(Records about charts and figures)
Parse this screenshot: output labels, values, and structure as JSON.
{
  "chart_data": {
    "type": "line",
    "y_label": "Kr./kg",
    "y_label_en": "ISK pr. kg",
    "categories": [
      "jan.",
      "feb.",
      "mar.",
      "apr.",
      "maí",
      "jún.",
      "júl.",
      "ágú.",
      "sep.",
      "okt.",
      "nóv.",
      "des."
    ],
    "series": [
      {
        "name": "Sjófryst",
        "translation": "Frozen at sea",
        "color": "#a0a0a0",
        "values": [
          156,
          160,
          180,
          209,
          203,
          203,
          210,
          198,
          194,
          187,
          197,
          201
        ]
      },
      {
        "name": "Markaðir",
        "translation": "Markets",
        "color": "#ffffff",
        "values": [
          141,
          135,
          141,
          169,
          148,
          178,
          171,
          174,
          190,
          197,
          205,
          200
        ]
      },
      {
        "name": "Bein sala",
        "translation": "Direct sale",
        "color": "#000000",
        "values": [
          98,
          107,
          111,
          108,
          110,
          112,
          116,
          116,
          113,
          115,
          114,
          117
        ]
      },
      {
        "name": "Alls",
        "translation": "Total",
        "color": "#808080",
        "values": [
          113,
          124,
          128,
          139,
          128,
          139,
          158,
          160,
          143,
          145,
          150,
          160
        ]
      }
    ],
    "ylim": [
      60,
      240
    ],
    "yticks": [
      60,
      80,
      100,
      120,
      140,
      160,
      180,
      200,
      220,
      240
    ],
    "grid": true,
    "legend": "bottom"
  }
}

# Instructions for the task:
Say how many lines in this listing hold the string "color", giving the count and nothing more.

# The answer:
4